───── DATA PROVIDED ─────
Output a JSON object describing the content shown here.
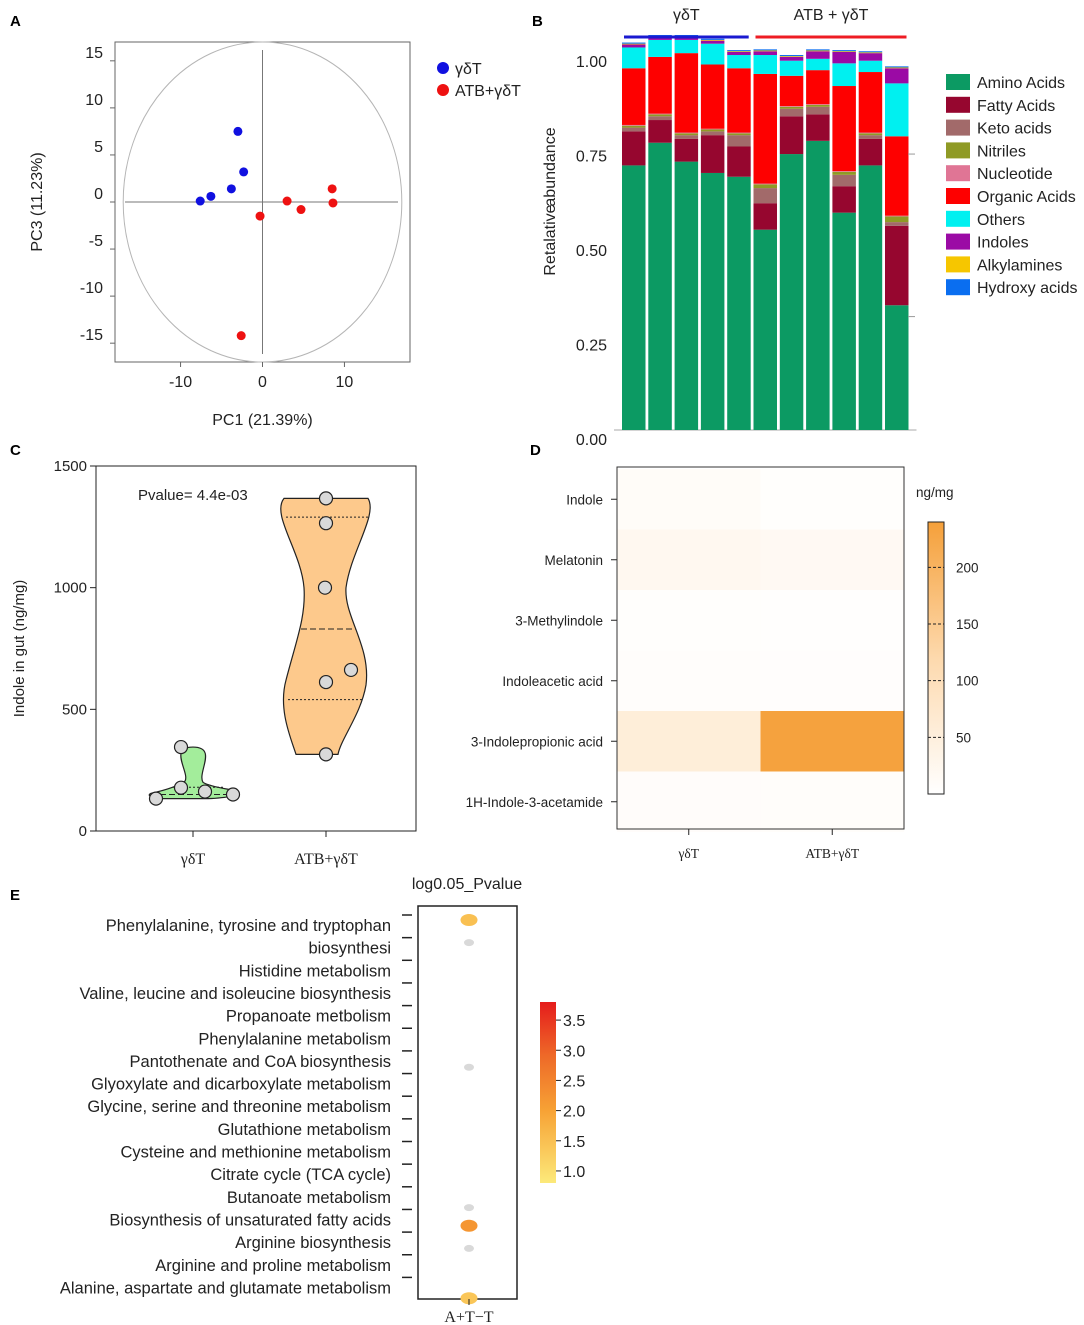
{
  "panels": {
    "a": "A",
    "b": "B",
    "c": "C",
    "d": "D",
    "e": "E"
  },
  "chart_data": [
    {
      "id": "A",
      "type": "scatter",
      "xlabel": "PC1 (21.39%)",
      "ylabel": "PC3 (11.23%)",
      "xlim": [
        -18,
        18
      ],
      "ylim": [
        -17,
        17
      ],
      "xticks": [
        "-10",
        "0",
        "10"
      ],
      "xtick_values": [
        -10,
        0,
        10
      ],
      "yticks": [
        "15",
        "10",
        "5",
        "0",
        "-5",
        "-10",
        "-15"
      ],
      "ytick_values": [
        15,
        10,
        5,
        0,
        -5,
        -10,
        -15
      ],
      "circle_radius": 17,
      "series": [
        {
          "name": "γδT",
          "color": "#1010e0",
          "points": [
            [
              -3,
              7.5
            ],
            [
              -2.3,
              3.2
            ],
            [
              -3.8,
              1.4
            ],
            [
              -6.3,
              0.6
            ],
            [
              -7.6,
              0.1
            ]
          ]
        },
        {
          "name": "ATB+γδT",
          "color": "#ee1111",
          "points": [
            [
              8.5,
              1.4
            ],
            [
              8.6,
              -0.1
            ],
            [
              3,
              0.1
            ],
            [
              4.7,
              -0.8
            ],
            [
              -0.3,
              -1.5
            ],
            [
              -2.6,
              -14.2
            ]
          ]
        }
      ]
    },
    {
      "id": "B",
      "type": "bar",
      "stacked": true,
      "ylabel_words": [
        "Retalative",
        "abundance"
      ],
      "yticks": [
        "1.00",
        "0.75",
        "0.50",
        "0.25",
        "0.00"
      ],
      "ytick_values": [
        1.0,
        0.75,
        0.5,
        0.25,
        0.0
      ],
      "groups": [
        {
          "label": "γδT",
          "color": "#1a1ad0",
          "bars": [
            0,
            4
          ]
        },
        {
          "label": "ATB + γδT",
          "color": "#ee1c24",
          "bars": [
            5,
            10
          ]
        }
      ],
      "series": [
        {
          "name": "Amino Acids",
          "color": "#0c9a63"
        },
        {
          "name": "Fatty Acids",
          "color": "#96062f"
        },
        {
          "name": "Keto acids",
          "color": "#a26a6a"
        },
        {
          "name": "Nitriles",
          "color": "#8f9a25"
        },
        {
          "name": "Nucleotide",
          "color": "#e07595"
        },
        {
          "name": "Organic Acids",
          "color": "#fe0000"
        },
        {
          "name": "Others",
          "color": "#00f0f0"
        },
        {
          "name": "Indoles",
          "color": "#9b0aa5"
        },
        {
          "name": "Alkylamines",
          "color": "#f6c600"
        },
        {
          "name": "Hydroxy acids",
          "color": "#0a6ef0"
        }
      ],
      "bars": [
        [
          0.7,
          0.09,
          0.01,
          0.005,
          0.002,
          0.15,
          0.055,
          0.008,
          0.002,
          0.003
        ],
        [
          0.76,
          0.06,
          0.01,
          0.005,
          0.002,
          0.15,
          0.045,
          0.008,
          0.002,
          0.003
        ],
        [
          0.71,
          0.06,
          0.01,
          0.005,
          0.002,
          0.21,
          0.035,
          0.008,
          0.002,
          0.003
        ],
        [
          0.68,
          0.1,
          0.01,
          0.005,
          0.002,
          0.17,
          0.055,
          0.008,
          0.002,
          0.003
        ],
        [
          0.67,
          0.08,
          0.03,
          0.005,
          0.002,
          0.17,
          0.035,
          0.008,
          0.002,
          0.003
        ],
        [
          0.53,
          0.07,
          0.04,
          0.01,
          0.002,
          0.29,
          0.05,
          0.01,
          0.002,
          0.003
        ],
        [
          0.73,
          0.1,
          0.02,
          0.005,
          0.002,
          0.08,
          0.04,
          0.01,
          0.002,
          0.003
        ],
        [
          0.765,
          0.07,
          0.02,
          0.005,
          0.002,
          0.09,
          0.03,
          0.02,
          0.002,
          0.003
        ],
        [
          0.575,
          0.07,
          0.03,
          0.008,
          0.002,
          0.225,
          0.06,
          0.03,
          0.002,
          0.003
        ],
        [
          0.7,
          0.07,
          0.01,
          0.005,
          0.002,
          0.16,
          0.03,
          0.02,
          0.002,
          0.003
        ],
        [
          0.33,
          0.21,
          0.01,
          0.015,
          0.002,
          0.21,
          0.14,
          0.04,
          0.002,
          0.003
        ]
      ]
    },
    {
      "id": "C",
      "type": "violin",
      "ylabel": "Indole in gut (ng/mg)",
      "ylim": [
        0,
        1500
      ],
      "yticks": [
        "1500",
        "1000",
        "500",
        "0"
      ],
      "ytick_values": [
        1500,
        1000,
        500,
        0
      ],
      "annotation": "Pvalue= 4.4e-03",
      "groups": [
        {
          "name": "γδT",
          "color": "#a3ed9b",
          "points": [
            345,
            178,
            162,
            150,
            133
          ],
          "median": 150,
          "q1": 140,
          "q3": 180
        },
        {
          "name": "ATB+γδT",
          "color": "#fdc98c",
          "points": [
            1367,
            1265,
            1000,
            662,
            612,
            315
          ],
          "median": 830,
          "q1": 540,
          "q3": 1290
        }
      ]
    },
    {
      "id": "D",
      "type": "heatmap",
      "unit": "ng/mg",
      "rows": [
        "Indole",
        "Melatonin",
        "3-Methylindole",
        "Indoleacetic acid",
        "3-Indolepropionic acid",
        "1H-Indole-3-acetamide"
      ],
      "columns": [
        "γδT",
        "ATB+γδT"
      ],
      "values": [
        [
          10,
          4
        ],
        [
          22,
          18
        ],
        [
          4,
          3
        ],
        [
          6,
          5
        ],
        [
          55,
          236
        ],
        [
          8,
          7
        ]
      ],
      "colorbar_range": [
        0,
        240
      ],
      "colorbar_ticks": [
        "200",
        "150",
        "100",
        "50"
      ],
      "colorbar_tick_values": [
        200,
        150,
        100,
        50
      ]
    },
    {
      "id": "E",
      "type": "scatter",
      "title": "log0.05_Pvalue",
      "xlabel": "A+T−T",
      "categories": [
        "Phenylalanine, tyrosine and tryptophan",
        "biosynthesi",
        "Histidine metabolism",
        "Valine, leucine and isoleucine biosynthesis",
        "Propanoate metbolism",
        "Phenylalanine metabolism",
        "Pantothenate and CoA biosynthesis",
        "Glyoxylate and dicarboxylate metabolism",
        "Glycine, serine and threonine metabolism",
        "Glutathione metabolism",
        "Cysteine and methionine metabolism",
        "Citrate cycle (TCA cycle)",
        "Butanoate metabolism",
        "Biosynthesis of unsaturated fatty acids",
        "Arginine biosynthesis",
        "Arginine and proline metabolism",
        "Alanine, aspartate and glutamate metabolism"
      ],
      "dots": [
        {
          "pos": 0,
          "value": 1.5
        },
        {
          "pos": 1,
          "value": null
        },
        {
          "pos": 6.5,
          "value": null
        },
        {
          "pos": 12.7,
          "value": null
        },
        {
          "pos": 13.5,
          "value": 2.2
        },
        {
          "pos": 14.5,
          "value": null
        },
        {
          "pos": 16.7,
          "value": 1.4
        }
      ],
      "colorbar_range": [
        0.8,
        3.8
      ],
      "colorbar_ticks": [
        "3.5",
        "3.0",
        "2.5",
        "2.0",
        "1.5",
        "1.0"
      ],
      "colorbar_tick_values": [
        3.5,
        3.0,
        2.5,
        2.0,
        1.5,
        1.0
      ]
    }
  ]
}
─────
Using the data above, write out every line exactly, leaving the images behind.

■ **CORRECT ANSWER**
Output a JSON object describing the content shown here.
{
  "panels": {
    "a": "A",
    "b": "B",
    "c": "C",
    "d": "D",
    "e": "E"
  },
  "chart_data": [
    {
      "id": "A",
      "type": "scatter",
      "xlabel": "PC1 (21.39%)",
      "ylabel": "PC3 (11.23%)",
      "xlim": [
        -18,
        18
      ],
      "ylim": [
        -17,
        17
      ],
      "xticks": [
        "-10",
        "0",
        "10"
      ],
      "xtick_values": [
        -10,
        0,
        10
      ],
      "yticks": [
        "15",
        "10",
        "5",
        "0",
        "-5",
        "-10",
        "-15"
      ],
      "ytick_values": [
        15,
        10,
        5,
        0,
        -5,
        -10,
        -15
      ],
      "circle_radius": 17,
      "series": [
        {
          "name": "γδT",
          "color": "#1010e0",
          "points": [
            [
              -3,
              7.5
            ],
            [
              -2.3,
              3.2
            ],
            [
              -3.8,
              1.4
            ],
            [
              -6.3,
              0.6
            ],
            [
              -7.6,
              0.1
            ]
          ]
        },
        {
          "name": "ATB+γδT",
          "color": "#ee1111",
          "points": [
            [
              8.5,
              1.4
            ],
            [
              8.6,
              -0.1
            ],
            [
              3,
              0.1
            ],
            [
              4.7,
              -0.8
            ],
            [
              -0.3,
              -1.5
            ],
            [
              -2.6,
              -14.2
            ]
          ]
        }
      ]
    },
    {
      "id": "B",
      "type": "bar",
      "stacked": true,
      "ylabel_words": [
        "Retalative",
        "abundance"
      ],
      "yticks": [
        "1.00",
        "0.75",
        "0.50",
        "0.25",
        "0.00"
      ],
      "ytick_values": [
        1.0,
        0.75,
        0.5,
        0.25,
        0.0
      ],
      "groups": [
        {
          "label": "γδT",
          "color": "#1a1ad0",
          "bars": [
            0,
            4
          ]
        },
        {
          "label": "ATB + γδT",
          "color": "#ee1c24",
          "bars": [
            5,
            10
          ]
        }
      ],
      "series": [
        {
          "name": "Amino Acids",
          "color": "#0c9a63"
        },
        {
          "name": "Fatty Acids",
          "color": "#96062f"
        },
        {
          "name": "Keto acids",
          "color": "#a26a6a"
        },
        {
          "name": "Nitriles",
          "color": "#8f9a25"
        },
        {
          "name": "Nucleotide",
          "color": "#e07595"
        },
        {
          "name": "Organic Acids",
          "color": "#fe0000"
        },
        {
          "name": "Others",
          "color": "#00f0f0"
        },
        {
          "name": "Indoles",
          "color": "#9b0aa5"
        },
        {
          "name": "Alkylamines",
          "color": "#f6c600"
        },
        {
          "name": "Hydroxy acids",
          "color": "#0a6ef0"
        }
      ],
      "bars": [
        [
          0.7,
          0.09,
          0.01,
          0.005,
          0.002,
          0.15,
          0.055,
          0.008,
          0.002,
          0.003
        ],
        [
          0.76,
          0.06,
          0.01,
          0.005,
          0.002,
          0.15,
          0.045,
          0.008,
          0.002,
          0.003
        ],
        [
          0.71,
          0.06,
          0.01,
          0.005,
          0.002,
          0.21,
          0.035,
          0.008,
          0.002,
          0.003
        ],
        [
          0.68,
          0.1,
          0.01,
          0.005,
          0.002,
          0.17,
          0.055,
          0.008,
          0.002,
          0.003
        ],
        [
          0.67,
          0.08,
          0.03,
          0.005,
          0.002,
          0.17,
          0.035,
          0.008,
          0.002,
          0.003
        ],
        [
          0.53,
          0.07,
          0.04,
          0.01,
          0.002,
          0.29,
          0.05,
          0.01,
          0.002,
          0.003
        ],
        [
          0.73,
          0.1,
          0.02,
          0.005,
          0.002,
          0.08,
          0.04,
          0.01,
          0.002,
          0.003
        ],
        [
          0.765,
          0.07,
          0.02,
          0.005,
          0.002,
          0.09,
          0.03,
          0.02,
          0.002,
          0.003
        ],
        [
          0.575,
          0.07,
          0.03,
          0.008,
          0.002,
          0.225,
          0.06,
          0.03,
          0.002,
          0.003
        ],
        [
          0.7,
          0.07,
          0.01,
          0.005,
          0.002,
          0.16,
          0.03,
          0.02,
          0.002,
          0.003
        ],
        [
          0.33,
          0.21,
          0.01,
          0.015,
          0.002,
          0.21,
          0.14,
          0.04,
          0.002,
          0.003
        ]
      ]
    },
    {
      "id": "C",
      "type": "violin",
      "ylabel": "Indole in gut (ng/mg)",
      "ylim": [
        0,
        1500
      ],
      "yticks": [
        "1500",
        "1000",
        "500",
        "0"
      ],
      "ytick_values": [
        1500,
        1000,
        500,
        0
      ],
      "annotation": "Pvalue= 4.4e-03",
      "groups": [
        {
          "name": "γδT",
          "color": "#a3ed9b",
          "points": [
            345,
            178,
            162,
            150,
            133
          ],
          "median": 150,
          "q1": 140,
          "q3": 180
        },
        {
          "name": "ATB+γδT",
          "color": "#fdc98c",
          "points": [
            1367,
            1265,
            1000,
            662,
            612,
            315
          ],
          "median": 830,
          "q1": 540,
          "q3": 1290
        }
      ]
    },
    {
      "id": "D",
      "type": "heatmap",
      "unit": "ng/mg",
      "rows": [
        "Indole",
        "Melatonin",
        "3-Methylindole",
        "Indoleacetic acid",
        "3-Indolepropionic acid",
        "1H-Indole-3-acetamide"
      ],
      "columns": [
        "γδT",
        "ATB+γδT"
      ],
      "values": [
        [
          10,
          4
        ],
        [
          22,
          18
        ],
        [
          4,
          3
        ],
        [
          6,
          5
        ],
        [
          55,
          236
        ],
        [
          8,
          7
        ]
      ],
      "colorbar_range": [
        0,
        240
      ],
      "colorbar_ticks": [
        "200",
        "150",
        "100",
        "50"
      ],
      "colorbar_tick_values": [
        200,
        150,
        100,
        50
      ]
    },
    {
      "id": "E",
      "type": "scatter",
      "title": "log0.05_Pvalue",
      "xlabel": "A+T−T",
      "categories": [
        "Phenylalanine, tyrosine and tryptophan",
        "biosynthesi",
        "Histidine metabolism",
        "Valine, leucine and isoleucine biosynthesis",
        "Propanoate metbolism",
        "Phenylalanine metabolism",
        "Pantothenate and CoA biosynthesis",
        "Glyoxylate and dicarboxylate metabolism",
        "Glycine, serine and threonine metabolism",
        "Glutathione metabolism",
        "Cysteine and methionine metabolism",
        "Citrate cycle (TCA cycle)",
        "Butanoate metabolism",
        "Biosynthesis of unsaturated fatty acids",
        "Arginine biosynthesis",
        "Arginine and proline metabolism",
        "Alanine, aspartate and glutamate metabolism"
      ],
      "dots": [
        {
          "pos": 0,
          "value": 1.5
        },
        {
          "pos": 1,
          "value": null
        },
        {
          "pos": 6.5,
          "value": null
        },
        {
          "pos": 12.7,
          "value": null
        },
        {
          "pos": 13.5,
          "value": 2.2
        },
        {
          "pos": 14.5,
          "value": null
        },
        {
          "pos": 16.7,
          "value": 1.4
        }
      ],
      "colorbar_range": [
        0.8,
        3.8
      ],
      "colorbar_ticks": [
        "3.5",
        "3.0",
        "2.5",
        "2.0",
        "1.5",
        "1.0"
      ],
      "colorbar_tick_values": [
        3.5,
        3.0,
        2.5,
        2.0,
        1.5,
        1.0
      ]
    }
  ]
}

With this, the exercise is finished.